== RECORDS FOR THIS EXERCISE
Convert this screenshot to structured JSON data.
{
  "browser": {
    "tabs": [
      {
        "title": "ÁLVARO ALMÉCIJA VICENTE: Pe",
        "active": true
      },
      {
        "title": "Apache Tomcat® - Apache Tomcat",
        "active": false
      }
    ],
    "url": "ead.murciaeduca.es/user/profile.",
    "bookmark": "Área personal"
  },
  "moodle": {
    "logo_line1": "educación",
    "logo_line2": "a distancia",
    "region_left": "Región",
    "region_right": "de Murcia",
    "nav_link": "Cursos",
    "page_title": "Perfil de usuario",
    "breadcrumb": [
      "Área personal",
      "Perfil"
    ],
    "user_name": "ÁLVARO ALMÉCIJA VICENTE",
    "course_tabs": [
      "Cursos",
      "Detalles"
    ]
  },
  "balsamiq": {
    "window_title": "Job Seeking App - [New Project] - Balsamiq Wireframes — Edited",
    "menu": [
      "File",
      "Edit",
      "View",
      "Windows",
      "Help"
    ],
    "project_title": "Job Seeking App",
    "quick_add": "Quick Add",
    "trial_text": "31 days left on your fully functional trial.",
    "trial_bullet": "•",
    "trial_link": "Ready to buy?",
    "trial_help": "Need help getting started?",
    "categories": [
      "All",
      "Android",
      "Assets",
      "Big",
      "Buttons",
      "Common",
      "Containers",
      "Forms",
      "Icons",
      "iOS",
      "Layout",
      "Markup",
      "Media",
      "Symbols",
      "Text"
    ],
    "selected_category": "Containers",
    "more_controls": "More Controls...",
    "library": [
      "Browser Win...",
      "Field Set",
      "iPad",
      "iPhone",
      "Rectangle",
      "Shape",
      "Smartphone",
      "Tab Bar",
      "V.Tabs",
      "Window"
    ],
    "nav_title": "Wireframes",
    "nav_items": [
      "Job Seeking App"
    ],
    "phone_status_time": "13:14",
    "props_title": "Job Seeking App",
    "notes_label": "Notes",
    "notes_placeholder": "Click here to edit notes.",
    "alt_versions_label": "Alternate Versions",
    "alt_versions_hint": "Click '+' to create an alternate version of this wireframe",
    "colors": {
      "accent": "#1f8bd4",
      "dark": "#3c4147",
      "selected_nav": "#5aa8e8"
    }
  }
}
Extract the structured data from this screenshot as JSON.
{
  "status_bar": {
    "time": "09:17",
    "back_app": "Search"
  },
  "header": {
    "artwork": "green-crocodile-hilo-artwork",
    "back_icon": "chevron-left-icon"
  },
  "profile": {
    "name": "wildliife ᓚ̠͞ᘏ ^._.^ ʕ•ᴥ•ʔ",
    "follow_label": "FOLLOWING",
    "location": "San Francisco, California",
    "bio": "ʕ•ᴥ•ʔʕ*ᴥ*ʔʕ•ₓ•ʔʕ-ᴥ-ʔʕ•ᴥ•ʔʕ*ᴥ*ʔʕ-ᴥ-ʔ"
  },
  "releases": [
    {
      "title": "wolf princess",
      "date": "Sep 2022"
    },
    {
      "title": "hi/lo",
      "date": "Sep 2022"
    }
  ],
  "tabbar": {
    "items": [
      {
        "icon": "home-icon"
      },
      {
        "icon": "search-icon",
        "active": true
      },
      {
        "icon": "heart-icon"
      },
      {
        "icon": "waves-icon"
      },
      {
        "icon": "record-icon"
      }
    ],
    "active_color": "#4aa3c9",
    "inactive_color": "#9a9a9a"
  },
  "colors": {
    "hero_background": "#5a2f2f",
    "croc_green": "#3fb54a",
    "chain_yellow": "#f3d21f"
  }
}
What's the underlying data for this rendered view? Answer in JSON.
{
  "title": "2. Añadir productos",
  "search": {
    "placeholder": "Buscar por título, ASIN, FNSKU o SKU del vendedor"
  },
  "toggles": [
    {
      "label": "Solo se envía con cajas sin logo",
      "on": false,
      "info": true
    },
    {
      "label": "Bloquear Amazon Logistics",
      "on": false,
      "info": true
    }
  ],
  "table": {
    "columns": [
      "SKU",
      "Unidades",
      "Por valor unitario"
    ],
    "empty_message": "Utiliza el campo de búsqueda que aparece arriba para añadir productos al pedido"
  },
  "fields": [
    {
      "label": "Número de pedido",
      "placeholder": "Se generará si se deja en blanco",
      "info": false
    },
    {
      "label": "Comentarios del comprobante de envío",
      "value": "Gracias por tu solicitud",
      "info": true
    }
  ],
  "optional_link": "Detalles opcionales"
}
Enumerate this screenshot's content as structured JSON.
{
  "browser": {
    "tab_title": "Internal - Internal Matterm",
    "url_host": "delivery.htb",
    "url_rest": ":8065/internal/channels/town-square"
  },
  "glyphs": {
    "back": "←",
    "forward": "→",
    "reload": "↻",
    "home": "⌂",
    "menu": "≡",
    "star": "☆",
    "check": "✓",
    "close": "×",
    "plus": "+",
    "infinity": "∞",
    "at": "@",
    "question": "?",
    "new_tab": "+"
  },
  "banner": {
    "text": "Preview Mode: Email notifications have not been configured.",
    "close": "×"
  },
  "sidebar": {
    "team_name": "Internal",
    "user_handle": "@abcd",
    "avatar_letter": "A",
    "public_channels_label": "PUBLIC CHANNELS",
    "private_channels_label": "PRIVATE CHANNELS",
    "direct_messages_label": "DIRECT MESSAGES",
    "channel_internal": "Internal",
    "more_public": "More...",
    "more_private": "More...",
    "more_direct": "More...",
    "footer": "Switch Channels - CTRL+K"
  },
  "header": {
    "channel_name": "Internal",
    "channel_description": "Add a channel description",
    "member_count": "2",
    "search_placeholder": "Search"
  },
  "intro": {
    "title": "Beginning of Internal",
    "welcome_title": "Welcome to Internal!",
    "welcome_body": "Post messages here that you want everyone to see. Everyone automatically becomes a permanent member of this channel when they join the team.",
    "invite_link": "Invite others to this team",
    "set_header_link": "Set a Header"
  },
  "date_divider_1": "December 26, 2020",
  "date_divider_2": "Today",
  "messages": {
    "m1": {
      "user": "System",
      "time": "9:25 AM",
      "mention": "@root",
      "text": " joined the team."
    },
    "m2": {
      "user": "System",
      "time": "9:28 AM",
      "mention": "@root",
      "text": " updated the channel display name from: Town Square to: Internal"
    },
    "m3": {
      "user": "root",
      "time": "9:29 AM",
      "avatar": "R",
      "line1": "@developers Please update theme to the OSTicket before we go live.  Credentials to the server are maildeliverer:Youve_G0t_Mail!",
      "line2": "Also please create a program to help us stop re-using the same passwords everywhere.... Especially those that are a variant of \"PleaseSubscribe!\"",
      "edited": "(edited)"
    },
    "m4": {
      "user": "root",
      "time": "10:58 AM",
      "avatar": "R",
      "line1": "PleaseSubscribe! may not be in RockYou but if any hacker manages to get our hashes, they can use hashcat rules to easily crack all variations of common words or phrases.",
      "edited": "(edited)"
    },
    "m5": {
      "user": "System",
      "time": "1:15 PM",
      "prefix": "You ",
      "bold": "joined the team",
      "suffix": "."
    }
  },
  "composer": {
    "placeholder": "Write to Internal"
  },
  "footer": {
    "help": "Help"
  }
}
====
▶ **PROBLEM REQUIREMENTS**: Please repeat the listing above in full and exactly.

▶ **THE OUTPUT**:
Convert this screenshot to structured JSON data.
{
  "browser": {
    "tabs": [
      {
        "title": "ÁLVARO ALMÉCIJA VICENTE: Pe",
        "active": true
      },
      {
        "title": "Apache Tomcat® - Apache Tomcat",
        "active": false
      }
    ],
    "url": "ead.murciaeduca.es/user/profile.",
    "bookmark": "Área personal"
  },
  "moodle": {
    "logo_line1": "educación",
    "logo_line2": "a distancia",
    "region_left": "Región",
    "region_right": "de Murcia",
    "nav_link": "Cursos",
    "page_title": "Perfil de usuario",
    "breadcrumb": [
      "Área personal",
      "Perfil"
    ],
    "user_name": "ÁLVARO ALMÉCIJA VICENTE",
    "course_tabs": [
      "Cursos",
      "Detalles"
    ]
  },
  "balsamiq": {
    "window_title": "Job Seeking App - [New Project] - Balsamiq Wireframes — Edited",
    "menu": [
      "File",
      "Edit",
      "View",
      "Windows",
      "Help"
    ],
    "project_title": "Job Seeking App",
    "quick_add": "Quick Add",
    "trial_text": "31 days left on your fully functional trial.",
    "trial_bullet": "•",
    "trial_link": "Ready to buy?",
    "trial_help": "Need help getting started?",
    "categories": [
      "All",
      "Android",
      "Assets",
      "Big",
      "Buttons",
      "Common",
      "Containers",
      "Forms",
      "Icons",
      "iOS",
      "Layout",
      "Markup",
      "Media",
      "Symbols",
      "Text"
    ],
    "selected_category": "Containers",
    "more_controls": "More Controls...",
    "library": [
      "Browser Win...",
      "Field Set",
      "iPad",
      "iPhone",
      "Rectangle",
      "Shape",
      "Smartphone",
      "Tab Bar",
      "V.Tabs",
      "Window"
    ],
    "nav_title": "Wireframes",
    "nav_items": [
      "Job Seeking App"
    ],
    "phone_status_time": "13:14",
    "props_title": "Job Seeking App",
    "notes_label": "Notes",
    "notes_placeholder": "Click here to edit notes.",
    "alt_versions_label": "Alternate Versions",
    "alt_versions_hint": "Click '+' to create an alternate version of this wireframe",
    "colors": {
      "accent": "#1f8bd4",
      "dark": "#3c4147",
      "selected_nav": "#5aa8e8"
    }
  }
}
Extract the structured data from this screenshot as JSON.
{
  "status_bar": {
    "time": "09:17",
    "back_app": "Search"
  },
  "header": {
    "artwork": "green-crocodile-hilo-artwork",
    "back_icon": "chevron-left-icon"
  },
  "profile": {
    "name": "wildliife ᓚ̠͞ᘏ ^._.^ ʕ•ᴥ•ʔ",
    "follow_label": "FOLLOWING",
    "location": "San Francisco, California",
    "bio": "ʕ•ᴥ•ʔʕ*ᴥ*ʔʕ•ₓ•ʔʕ-ᴥ-ʔʕ•ᴥ•ʔʕ*ᴥ*ʔʕ-ᴥ-ʔ"
  },
  "releases": [
    {
      "title": "wolf princess",
      "date": "Sep 2022"
    },
    {
      "title": "hi/lo",
      "date": "Sep 2022"
    }
  ],
  "tabbar": {
    "items": [
      {
        "icon": "home-icon"
      },
      {
        "icon": "search-icon",
        "active": true
      },
      {
        "icon": "heart-icon"
      },
      {
        "icon": "waves-icon"
      },
      {
        "icon": "record-icon"
      }
    ],
    "active_color": "#4aa3c9",
    "inactive_color": "#9a9a9a"
  },
  "colors": {
    "hero_background": "#5a2f2f",
    "croc_green": "#3fb54a",
    "chain_yellow": "#f3d21f"
  }
}
What's the underlying data for this rendered view? Answer in JSON.
{
  "title": "2. Añadir productos",
  "search": {
    "placeholder": "Buscar por título, ASIN, FNSKU o SKU del vendedor"
  },
  "toggles": [
    {
      "label": "Solo se envía con cajas sin logo",
      "on": false,
      "info": true
    },
    {
      "label": "Bloquear Amazon Logistics",
      "on": false,
      "info": true
    }
  ],
  "table": {
    "columns": [
      "SKU",
      "Unidades",
      "Por valor unitario"
    ],
    "empty_message": "Utiliza el campo de búsqueda que aparece arriba para añadir productos al pedido"
  },
  "fields": [
    {
      "label": "Número de pedido",
      "placeholder": "Se generará si se deja en blanco",
      "info": false
    },
    {
      "label": "Comentarios del comprobante de envío",
      "value": "Gracias por tu solicitud",
      "info": true
    }
  ],
  "optional_link": "Detalles opcionales"
}
Enumerate this screenshot's content as structured JSON.
{
  "browser": {
    "tab_title": "Internal - Internal Matterm",
    "url_host": "delivery.htb",
    "url_rest": ":8065/internal/channels/town-square"
  },
  "glyphs": {
    "back": "←",
    "forward": "→",
    "reload": "↻",
    "home": "⌂",
    "menu": "≡",
    "star": "☆",
    "check": "✓",
    "close": "×",
    "plus": "+",
    "infinity": "∞",
    "at": "@",
    "question": "?",
    "new_tab": "+"
  },
  "banner": {
    "text": "Preview Mode: Email notifications have not been configured.",
    "close": "×"
  },
  "sidebar": {
    "team_name": "Internal",
    "user_handle": "@abcd",
    "avatar_letter": "A",
    "public_channels_label": "PUBLIC CHANNELS",
    "private_channels_label": "PRIVATE CHANNELS",
    "direct_messages_label": "DIRECT MESSAGES",
    "channel_internal": "Internal",
    "more_public": "More...",
    "more_private": "More...",
    "more_direct": "More...",
    "footer": "Switch Channels - CTRL+K"
  },
  "header": {
    "channel_name": "Internal",
    "channel_description": "Add a channel description",
    "member_count": "2",
    "search_placeholder": "Search"
  },
  "intro": {
    "title": "Beginning of Internal",
    "welcome_title": "Welcome to Internal!",
    "welcome_body": "Post messages here that you want everyone to see. Everyone automatically becomes a permanent member of this channel when they join the team.",
    "invite_link": "Invite others to this team",
    "set_header_link": "Set a Header"
  },
  "date_divider_1": "December 26, 2020",
  "date_divider_2": "Today",
  "messages": {
    "m1": {
      "user": "System",
      "time": "9:25 AM",
      "mention": "@root",
      "text": " joined the team."
    },
    "m2": {
      "user": "System",
      "time": "9:28 AM",
      "mention": "@root",
      "text": " updated the channel display name from: Town Square to: Internal"
    },
    "m3": {
      "user": "root",
      "time": "9:29 AM",
      "avatar": "R",
      "line1": "@developers Please update theme to the OSTicket before we go live.  Credentials to the server are maildeliverer:Youve_G0t_Mail!",
      "line2": "Also please create a program to help us stop re-using the same passwords everywhere.... Especially those that are a variant of \"PleaseSubscribe!\"",
      "edited": "(edited)"
    },
    "m4": {
      "user": "root",
      "time": "10:58 AM",
      "avatar": "R",
      "line1": "PleaseSubscribe! may not be in RockYou but if any hacker manages to get our hashes, they can use hashcat rules to easily crack all variations of common words or phrases.",
      "edited": "(edited)"
    },
    "m5": {
      "user": "System",
      "time": "1:15 PM",
      "prefix": "You ",
      "bold": "joined the team",
      "suffix": "."
    }
  },
  "composer": {
    "placeholder": "Write to Internal"
  },
  "footer": {
    "help": "Help"
  }
}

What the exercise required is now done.